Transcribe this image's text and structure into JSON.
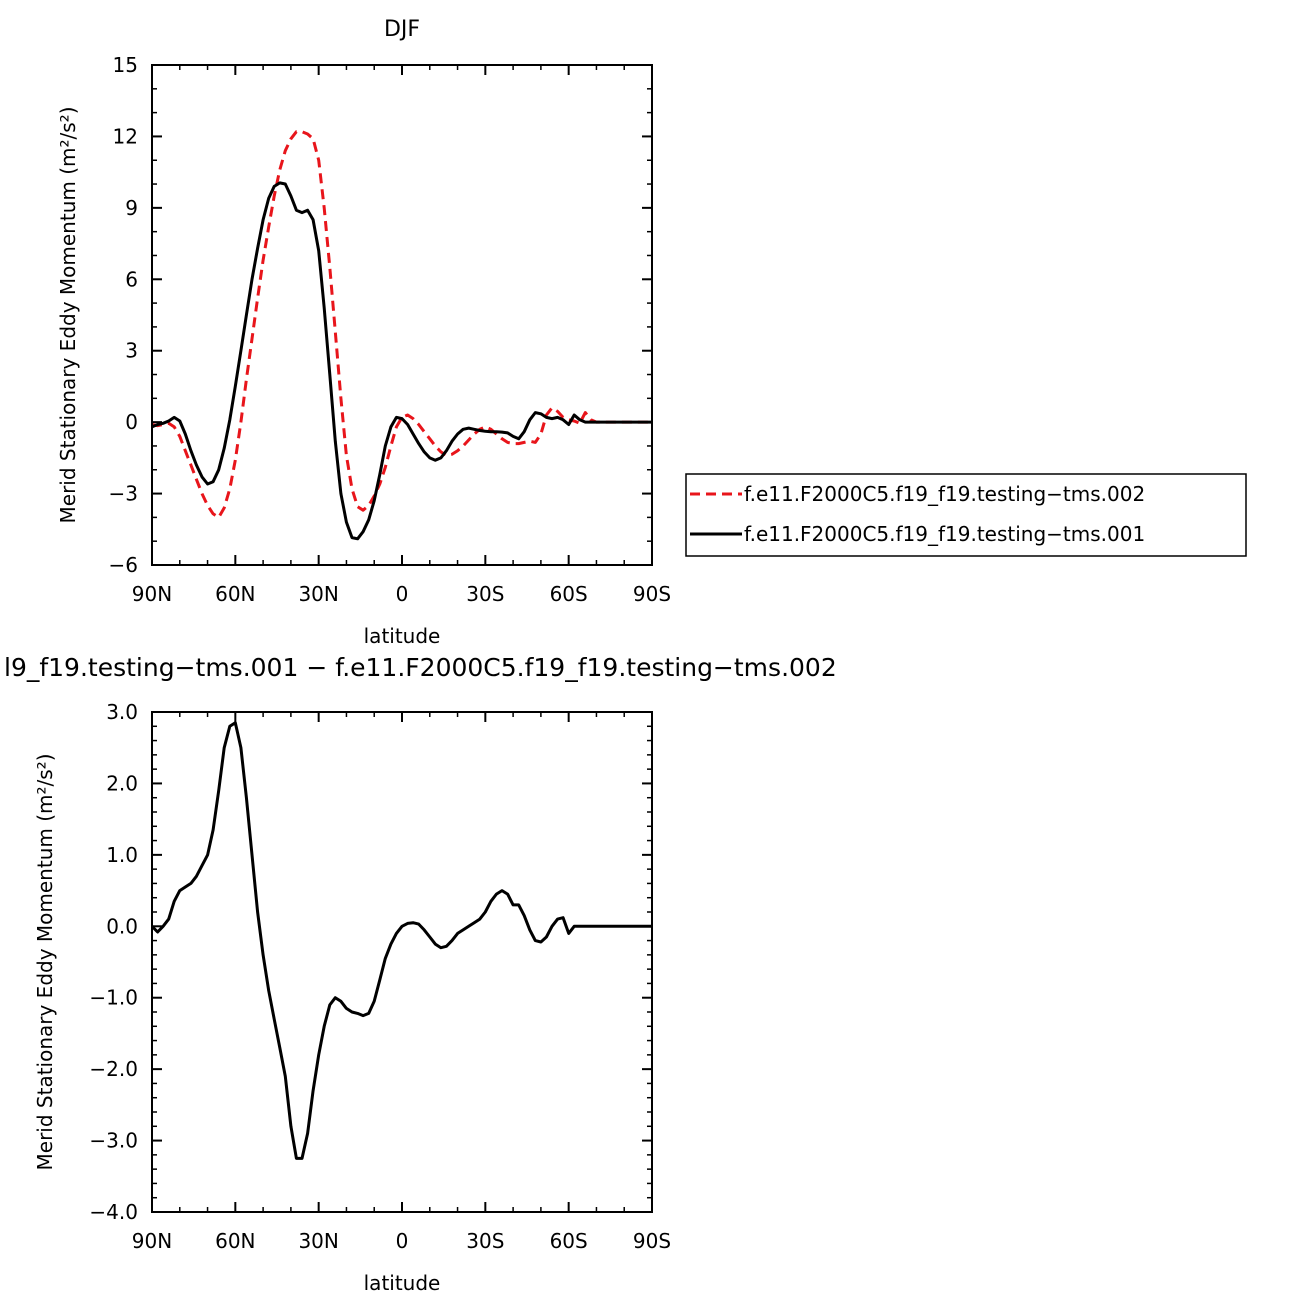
{
  "chart_data": [
    {
      "type": "line",
      "title": "DJF",
      "xlabel": "latitude",
      "ylabel": "Merid Stationary Eddy Momentum (m²/s²)",
      "xlim": [
        -90,
        90
      ],
      "ylim": [
        -6,
        15
      ],
      "xticks": [
        -90,
        -60,
        -30,
        0,
        30,
        60,
        90
      ],
      "xtick_labels": [
        "90N",
        "60N",
        "30N",
        "0",
        "30S",
        "60S",
        "90S"
      ],
      "yticks": [
        -6,
        -3,
        0,
        3,
        6,
        9,
        12,
        15
      ],
      "ytick_labels": [
        "−6",
        "−3",
        "0",
        "3",
        "6",
        "9",
        "12",
        "15"
      ],
      "grid": false,
      "legend": "right",
      "series": [
        {
          "name": "f.e11.F2000C5.f19_f19.testing−tms.002",
          "color": "#e8151b",
          "dash": "dashed",
          "x": [
            -90,
            -88,
            -86,
            -84,
            -82,
            -80,
            -78,
            -76,
            -74,
            -72,
            -70,
            -68,
            -66,
            -64,
            -62,
            -60,
            -58,
            -56,
            -54,
            -52,
            -50,
            -48,
            -46,
            -44,
            -42,
            -40,
            -38,
            -36,
            -34,
            -32,
            -30,
            -28,
            -26,
            -24,
            -22,
            -20,
            -18,
            -16,
            -14,
            -12,
            -10,
            -8,
            -6,
            -4,
            -2,
            0,
            2,
            4,
            6,
            8,
            10,
            12,
            14,
            16,
            18,
            20,
            22,
            24,
            26,
            28,
            30,
            32,
            34,
            36,
            38,
            40,
            42,
            44,
            46,
            48,
            50,
            52,
            54,
            56,
            58,
            60,
            62,
            64,
            66,
            68,
            70,
            72,
            74,
            76,
            78,
            80,
            82,
            84,
            86,
            88,
            90
          ],
          "y": [
            -0.1,
            -0.15,
            -0.1,
            -0.05,
            -0.2,
            -0.6,
            -1.2,
            -1.8,
            -2.4,
            -3.0,
            -3.5,
            -3.85,
            -4.0,
            -3.6,
            -2.8,
            -1.6,
            0.0,
            1.8,
            3.5,
            5.2,
            6.8,
            8.2,
            9.5,
            10.6,
            11.4,
            11.9,
            12.2,
            12.2,
            12.1,
            11.9,
            11.0,
            9.0,
            6.5,
            3.8,
            1.0,
            -1.4,
            -2.8,
            -3.55,
            -3.7,
            -3.5,
            -3.1,
            -2.6,
            -1.9,
            -1.0,
            -0.2,
            0.2,
            0.3,
            0.15,
            -0.1,
            -0.4,
            -0.7,
            -1.0,
            -1.25,
            -1.4,
            -1.35,
            -1.2,
            -1.0,
            -0.75,
            -0.5,
            -0.3,
            -0.2,
            -0.3,
            -0.5,
            -0.7,
            -0.85,
            -0.9,
            -0.9,
            -0.85,
            -0.8,
            -0.85,
            -0.5,
            0.3,
            0.6,
            0.45,
            0.2,
            0.1,
            0.05,
            -0.05,
            0.4,
            0.1,
            0.0,
            0.0,
            0.0,
            0.0,
            0.0,
            0.0,
            0.0,
            0.0,
            0.0,
            0.0,
            0.0
          ]
        },
        {
          "name": "f.e11.F2000C5.f19_f19.testing−tms.001",
          "color": "#000000",
          "dash": "solid",
          "x": [
            -90,
            -88,
            -86,
            -84,
            -82,
            -80,
            -78,
            -76,
            -74,
            -72,
            -70,
            -68,
            -66,
            -64,
            -62,
            -60,
            -58,
            -56,
            -54,
            -52,
            -50,
            -48,
            -46,
            -44,
            -42,
            -40,
            -38,
            -36,
            -34,
            -32,
            -30,
            -28,
            -26,
            -24,
            -22,
            -20,
            -18,
            -16,
            -14,
            -12,
            -10,
            -8,
            -6,
            -4,
            -2,
            0,
            2,
            4,
            6,
            8,
            10,
            12,
            14,
            16,
            18,
            20,
            22,
            24,
            26,
            28,
            30,
            32,
            34,
            36,
            38,
            40,
            42,
            44,
            46,
            48,
            50,
            52,
            54,
            56,
            58,
            60,
            62,
            64,
            66,
            68,
            70,
            72,
            74,
            76,
            78,
            80,
            82,
            84,
            86,
            88,
            90
          ],
          "y": [
            -0.2,
            -0.1,
            -0.05,
            0.05,
            0.2,
            0.05,
            -0.5,
            -1.2,
            -1.8,
            -2.3,
            -2.6,
            -2.5,
            -2.0,
            -1.1,
            0.1,
            1.5,
            3.0,
            4.5,
            6.0,
            7.3,
            8.5,
            9.4,
            9.9,
            10.05,
            10.0,
            9.5,
            8.9,
            8.8,
            8.9,
            8.5,
            7.2,
            4.8,
            2.0,
            -0.8,
            -3.0,
            -4.2,
            -4.85,
            -4.9,
            -4.6,
            -4.1,
            -3.3,
            -2.2,
            -1.0,
            -0.2,
            0.2,
            0.15,
            -0.1,
            -0.5,
            -0.9,
            -1.25,
            -1.5,
            -1.6,
            -1.5,
            -1.2,
            -0.8,
            -0.5,
            -0.3,
            -0.25,
            -0.3,
            -0.35,
            -0.38,
            -0.4,
            -0.4,
            -0.42,
            -0.45,
            -0.6,
            -0.7,
            -0.4,
            0.1,
            0.4,
            0.35,
            0.2,
            0.15,
            0.2,
            0.1,
            -0.1,
            0.3,
            0.1,
            0.0,
            0.0,
            0.0,
            0.0,
            0.0,
            0.0,
            0.0,
            0.0,
            0.0,
            0.0,
            0.0,
            0.0,
            0.0
          ]
        }
      ]
    },
    {
      "type": "line",
      "title": "l9_f19.testing−tms.001 − f.e11.F2000C5.f19_f19.testing−tms.002",
      "xlabel": "latitude",
      "ylabel": "Merid Stationary Eddy Momentum (m²/s²)",
      "xlim": [
        -90,
        90
      ],
      "ylim": [
        -4,
        3
      ],
      "xticks": [
        -90,
        -60,
        -30,
        0,
        30,
        60,
        90
      ],
      "xtick_labels": [
        "90N",
        "60N",
        "30N",
        "0",
        "30S",
        "60S",
        "90S"
      ],
      "yticks": [
        -4,
        -3,
        -2,
        -1,
        0,
        1,
        2,
        3
      ],
      "ytick_labels": [
        "−4.0",
        "−3.0",
        "−2.0",
        "−1.0",
        "0.0",
        "1.0",
        "2.0",
        "3.0"
      ],
      "grid": false,
      "series": [
        {
          "color": "#000000",
          "dash": "solid",
          "x": [
            -90,
            -88,
            -86,
            -84,
            -82,
            -80,
            -78,
            -76,
            -74,
            -72,
            -70,
            -68,
            -66,
            -64,
            -62,
            -60,
            -58,
            -56,
            -54,
            -52,
            -50,
            -48,
            -46,
            -44,
            -42,
            -40,
            -38,
            -36,
            -34,
            -32,
            -30,
            -28,
            -26,
            -24,
            -22,
            -20,
            -18,
            -16,
            -14,
            -12,
            -10,
            -8,
            -6,
            -4,
            -2,
            0,
            2,
            4,
            6,
            8,
            10,
            12,
            14,
            16,
            18,
            20,
            22,
            24,
            26,
            28,
            30,
            32,
            34,
            36,
            38,
            40,
            42,
            44,
            46,
            48,
            50,
            52,
            54,
            56,
            58,
            60,
            62,
            64,
            66,
            68,
            70,
            72,
            74,
            76,
            78,
            80,
            82,
            84,
            86,
            88,
            90
          ],
          "y": [
            0.0,
            -0.08,
            0.0,
            0.1,
            0.35,
            0.5,
            0.55,
            0.6,
            0.7,
            0.85,
            1.0,
            1.35,
            1.9,
            2.5,
            2.8,
            2.85,
            2.5,
            1.8,
            1.0,
            0.2,
            -0.4,
            -0.9,
            -1.3,
            -1.7,
            -2.1,
            -2.8,
            -3.25,
            -3.25,
            -2.9,
            -2.3,
            -1.8,
            -1.4,
            -1.1,
            -1.0,
            -1.05,
            -1.15,
            -1.2,
            -1.22,
            -1.25,
            -1.22,
            -1.05,
            -0.75,
            -0.45,
            -0.25,
            -0.1,
            0.0,
            0.04,
            0.05,
            0.03,
            -0.05,
            -0.15,
            -0.25,
            -0.3,
            -0.28,
            -0.2,
            -0.1,
            -0.05,
            0.0,
            0.05,
            0.1,
            0.2,
            0.35,
            0.45,
            0.5,
            0.45,
            0.3,
            0.3,
            0.15,
            -0.05,
            -0.2,
            -0.22,
            -0.15,
            0.0,
            0.1,
            0.12,
            -0.1,
            0.0,
            0.0,
            0.0,
            0.0,
            0.0,
            0.0,
            0.0,
            0.0,
            0.0,
            0.0,
            0.0,
            0.0,
            0.0,
            0.0,
            0.0
          ]
        }
      ]
    }
  ]
}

____________

Required work →
Go over the data above and copy every line that has the word "testing" in it.

Completed exercise →
          "name": "f.e11.F2000C5.f19_f19.testing−tms.002",
          "name": "f.e11.F2000C5.f19_f19.testing−tms.001",
      "title": "l9_f19.testing−tms.001 − f.e11.F2000C5.f19_f19.testing−tms.002",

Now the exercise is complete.